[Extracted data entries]
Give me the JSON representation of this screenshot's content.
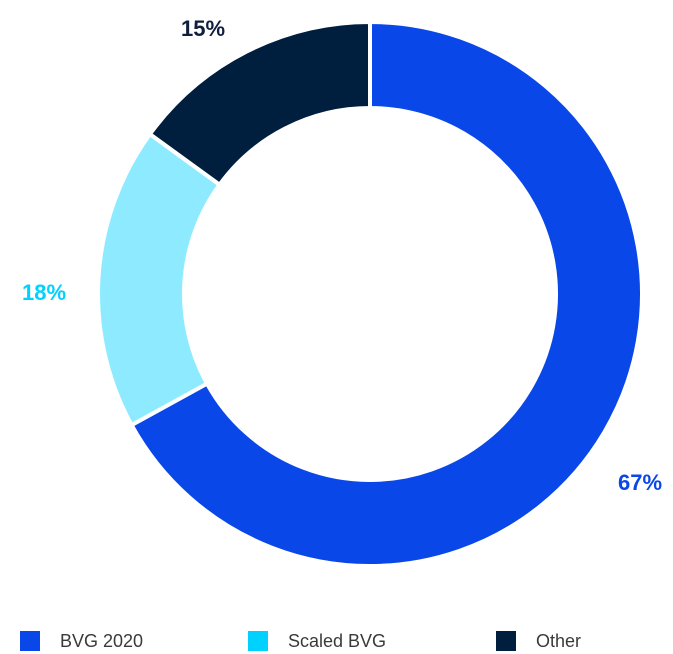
{
  "chart_data": {
    "type": "pie",
    "donut": true,
    "categories": [
      "BVG 2020",
      "Scaled BVG",
      "Other"
    ],
    "values": [
      67,
      18,
      15
    ],
    "value_labels": [
      "67%",
      "18%",
      "15%"
    ],
    "colors": [
      "#0A47E8",
      "#8EEBFF",
      "#001E3D"
    ],
    "legend_placement": "bottom",
    "legend_swatch_colors": [
      "#0A47E8",
      "#00D1FF",
      "#001E3D"
    ],
    "label_colors": [
      "#0A47E8",
      "#00D1FF",
      "#0F1F3D"
    ]
  }
}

What you should do » Set the pictures aside and transcribe the data above exactly.

Full response »
Give me the JSON representation of this screenshot's content.
{
  "chart_data": {
    "type": "pie",
    "donut": true,
    "categories": [
      "BVG 2020",
      "Scaled BVG",
      "Other"
    ],
    "values": [
      67,
      18,
      15
    ],
    "value_labels": [
      "67%",
      "18%",
      "15%"
    ],
    "colors": [
      "#0A47E8",
      "#8EEBFF",
      "#001E3D"
    ],
    "legend_placement": "bottom",
    "legend_swatch_colors": [
      "#0A47E8",
      "#00D1FF",
      "#001E3D"
    ],
    "label_colors": [
      "#0A47E8",
      "#00D1FF",
      "#0F1F3D"
    ]
  }
}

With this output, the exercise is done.